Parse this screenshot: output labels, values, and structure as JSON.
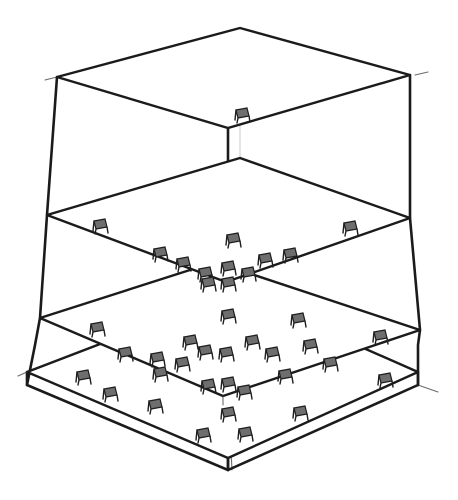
{
  "diagram": {
    "kind": "layered-isometric-sketch",
    "layers": [
      {
        "id": "top-lid",
        "furniture_count": 1
      },
      {
        "id": "level-3",
        "furniture_count": 12
      },
      {
        "id": "level-2",
        "furniture_count": 19
      },
      {
        "id": "base-floor",
        "furniture_count": 8
      }
    ],
    "colors": {
      "ink": "#1b1b1b",
      "pencil": "#3a3a3a",
      "shade": "#6e6e6e",
      "paper": "#ffffff"
    }
  }
}
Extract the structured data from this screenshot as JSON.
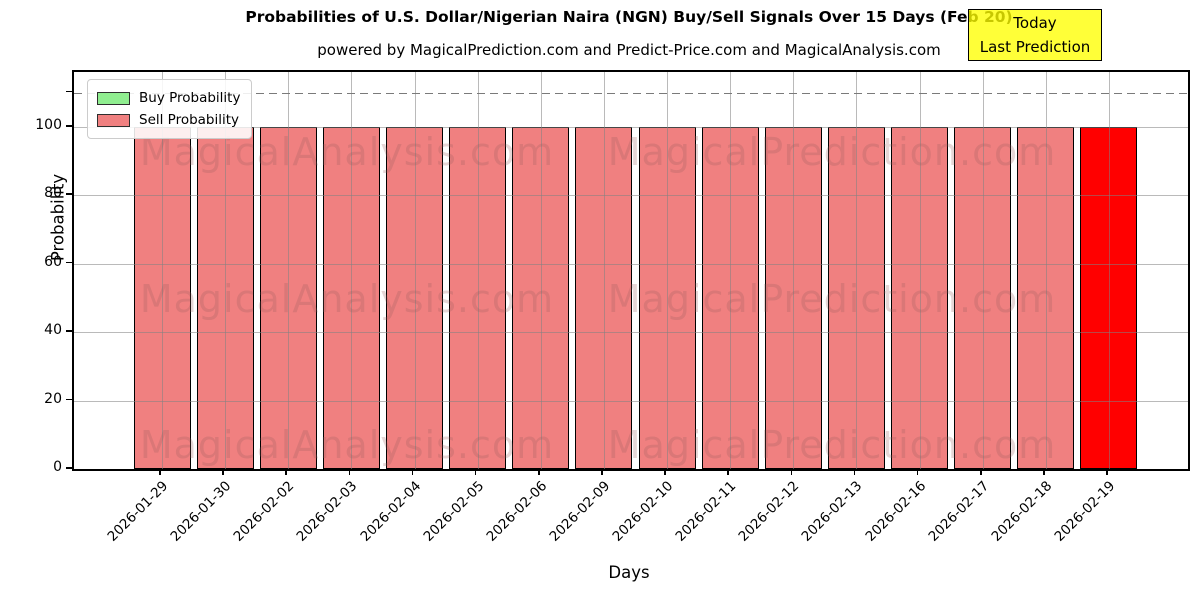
{
  "title": "Probabilities of U.S. Dollar/Nigerian Naira (NGN) Buy/Sell Signals Over 15 Days (Feb 20)",
  "subtitle": "powered by MagicalPrediction.com and Predict-Price.com and MagicalAnalysis.com",
  "legend": {
    "items": [
      {
        "label": "Buy Probability",
        "color": "#90EE90"
      },
      {
        "label": "Sell Probability",
        "color": "#F08080"
      }
    ]
  },
  "annotation": {
    "line1": "Today",
    "line2": "Last Prediction",
    "bg_color": "#FFFF00"
  },
  "axes": {
    "x_label": "Days",
    "y_label": "Probability",
    "y_ticks": [
      0,
      20,
      40,
      60,
      80,
      100
    ],
    "extra_unlabeled_y_tick": 110,
    "ylim": [
      0,
      116
    ],
    "grid": true,
    "dashed_line_y": 110
  },
  "watermarks": {
    "left": "MagicalAnalysis.com",
    "right": "MagicalPrediction.com"
  },
  "chart_data": {
    "type": "bar",
    "categories": [
      "2026-01-29",
      "2026-01-30",
      "2026-02-02",
      "2026-02-03",
      "2026-02-04",
      "2026-02-05",
      "2026-02-06",
      "2026-02-09",
      "2026-02-10",
      "2026-02-11",
      "2026-02-12",
      "2026-02-13",
      "2026-02-16",
      "2026-02-17",
      "2026-02-18",
      "2026-02-19"
    ],
    "series": [
      {
        "name": "Buy Probability",
        "values": [
          0,
          0,
          0,
          0,
          0,
          0,
          0,
          0,
          0,
          0,
          0,
          0,
          0,
          0,
          0,
          0
        ]
      },
      {
        "name": "Sell Probability",
        "values": [
          100,
          100,
          100,
          100,
          100,
          100,
          100,
          100,
          100,
          100,
          100,
          100,
          100,
          100,
          100,
          100
        ]
      }
    ],
    "sell_color": "#F08080",
    "buy_color": "#90EE90",
    "highlight_index": 15,
    "highlight_color": "#FF0000",
    "title": "Probabilities of U.S. Dollar/Nigerian Naira (NGN) Buy/Sell Signals Over 15 Days (Feb 20)",
    "xlabel": "Days",
    "ylabel": "Probability",
    "ylim": [
      0,
      116
    ],
    "legend_position": "upper left"
  }
}
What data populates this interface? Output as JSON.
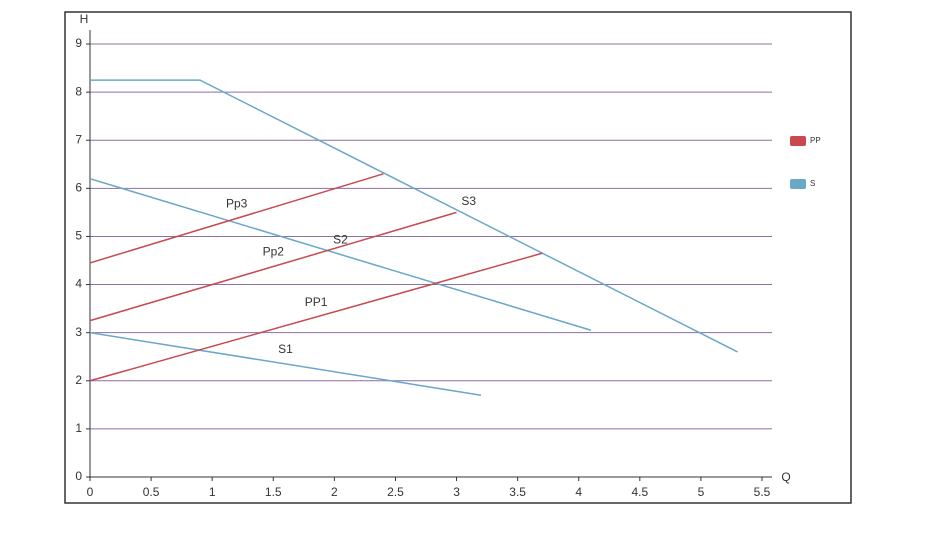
{
  "chart_data": {
    "type": "line",
    "x_label": "Q",
    "y_label": "H",
    "xlim": [
      0,
      5.5
    ],
    "ylim": [
      0,
      9
    ],
    "xticks": [
      0,
      0.5,
      1,
      1.5,
      2,
      2.5,
      3,
      3.5,
      4,
      4.5,
      5,
      5.5
    ],
    "yticks": [
      0,
      1,
      2,
      3,
      4,
      5,
      6,
      7,
      8,
      9
    ],
    "grid": true,
    "legend": [
      {
        "label": "PP",
        "color": "#c8494f"
      },
      {
        "label": "S",
        "color": "#6aa7c8"
      }
    ],
    "series": [
      {
        "name": "S3",
        "color": "#6aa7c8",
        "x": [
          0,
          0.9,
          5.3
        ],
        "values": [
          8.25,
          8.25,
          2.6
        ]
      },
      {
        "name": "S2",
        "color": "#6aa7c8",
        "x": [
          0,
          4.1
        ],
        "values": [
          6.2,
          3.05
        ]
      },
      {
        "name": "S1",
        "color": "#6aa7c8",
        "x": [
          0,
          3.2
        ],
        "values": [
          3.0,
          1.7
        ]
      },
      {
        "name": "PP1",
        "color": "#c8494f",
        "x": [
          0,
          3.7
        ],
        "values": [
          2.0,
          4.65
        ]
      },
      {
        "name": "Pp2",
        "color": "#c8494f",
        "x": [
          0,
          3.0
        ],
        "values": [
          3.25,
          5.5
        ]
      },
      {
        "name": "Pp3",
        "color": "#c8494f",
        "x": [
          0,
          2.4
        ],
        "values": [
          4.45,
          6.3
        ]
      }
    ]
  }
}
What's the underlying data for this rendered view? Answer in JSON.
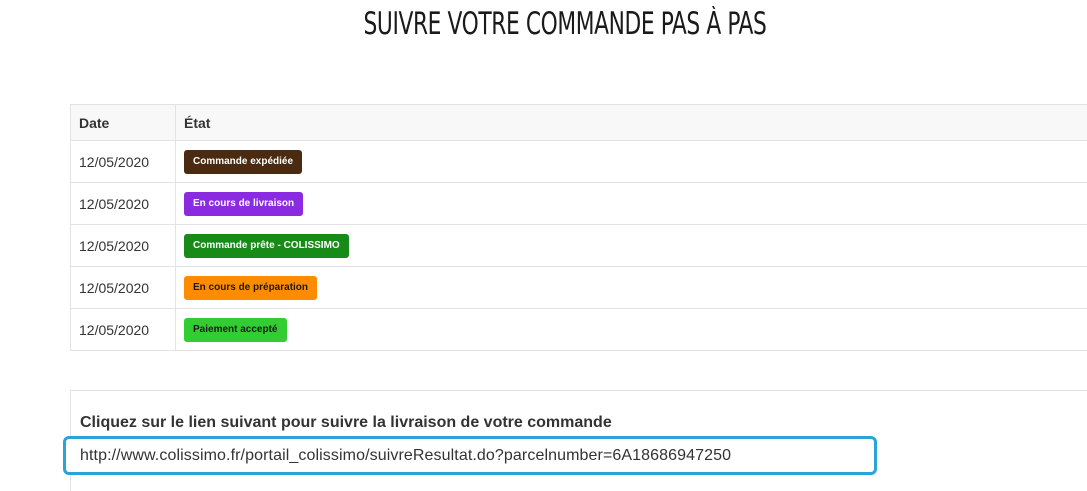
{
  "page": {
    "title": "SUIVRE VOTRE COMMANDE PAS À PAS"
  },
  "history_table": {
    "columns": [
      "Date",
      "État"
    ],
    "rows": [
      {
        "date": "12/05/2020",
        "status": "Commande expédiée",
        "color": "#4a2a10",
        "text_color": "#ffffff"
      },
      {
        "date": "12/05/2020",
        "status": "En cours de livraison",
        "color": "#8a2be2",
        "text_color": "#ffffff"
      },
      {
        "date": "12/05/2020",
        "status": "Commande prête - COLISSIMO",
        "color": "#178a17",
        "text_color": "#ffffff"
      },
      {
        "date": "12/05/2020",
        "status": "En cours de préparation",
        "color": "#ff8c00",
        "text_color": "#1a1a1a"
      },
      {
        "date": "12/05/2020",
        "status": "Paiement accepté",
        "color": "#32cd32",
        "text_color": "#1a1a1a"
      }
    ]
  },
  "tracking": {
    "label": "Cliquez sur le lien suivant pour suivre la livraison de votre commande",
    "url": "http://www.colissimo.fr/portail_colissimo/suivreResultat.do?parcelnumber=6A18686947250",
    "highlight_color": "#2aa3d6"
  }
}
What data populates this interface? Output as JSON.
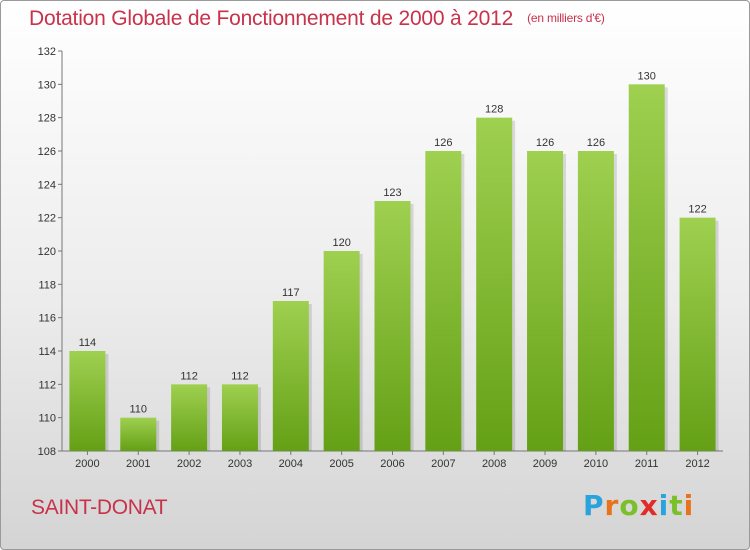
{
  "header": {
    "title": "Dotation Globale de Fonctionnement de 2000 à 2012",
    "unit": "(en milliers d'€)"
  },
  "commune": "SAINT-DONAT",
  "brand": {
    "letters": [
      "P",
      "r",
      "o",
      "x",
      "i",
      "t",
      "i"
    ],
    "colors": [
      "#2aa3dc",
      "#e8731a",
      "#7bbf2a",
      "#e12b2b",
      "#2aa3dc",
      "#7bbf2a",
      "#e8731a"
    ]
  },
  "colors": {
    "bar_light": "#9fd050",
    "bar_dark": "#64a016",
    "accent": "#c8324a"
  },
  "chart_data": {
    "type": "bar",
    "title": "Dotation Globale de Fonctionnement de 2000 à 2012",
    "subtitle": "(en milliers d'€)",
    "categories": [
      "2000",
      "2001",
      "2002",
      "2003",
      "2004",
      "2005",
      "2006",
      "2007",
      "2008",
      "2009",
      "2010",
      "2011",
      "2012"
    ],
    "values": [
      114,
      110,
      112,
      112,
      117,
      120,
      123,
      126,
      128,
      126,
      126,
      130,
      122
    ],
    "data_labels": [
      "114",
      "110",
      "112",
      "112",
      "117",
      "120",
      "123",
      "126",
      "128",
      "126",
      "126",
      "130",
      "122"
    ],
    "ylim": [
      108,
      132
    ],
    "yticks": [
      108,
      110,
      112,
      114,
      116,
      118,
      120,
      122,
      124,
      126,
      128,
      130,
      132
    ],
    "ytick_labels": [
      "108",
      "110",
      "112",
      "114",
      "116",
      "118",
      "120",
      "122",
      "124",
      "126",
      "128",
      "130",
      "132"
    ],
    "grid": false,
    "legend": "none"
  }
}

_ _ _ _ _ _ _

What you have to do: Extract every line containing the string "MagicalPrediction" from the material.

Written solution:
  "subtitle": "powered by MagicalPrediction.com and Predict-Price.com and MagicalAnalysis.com",
    "right": "MagicalPrediction.com"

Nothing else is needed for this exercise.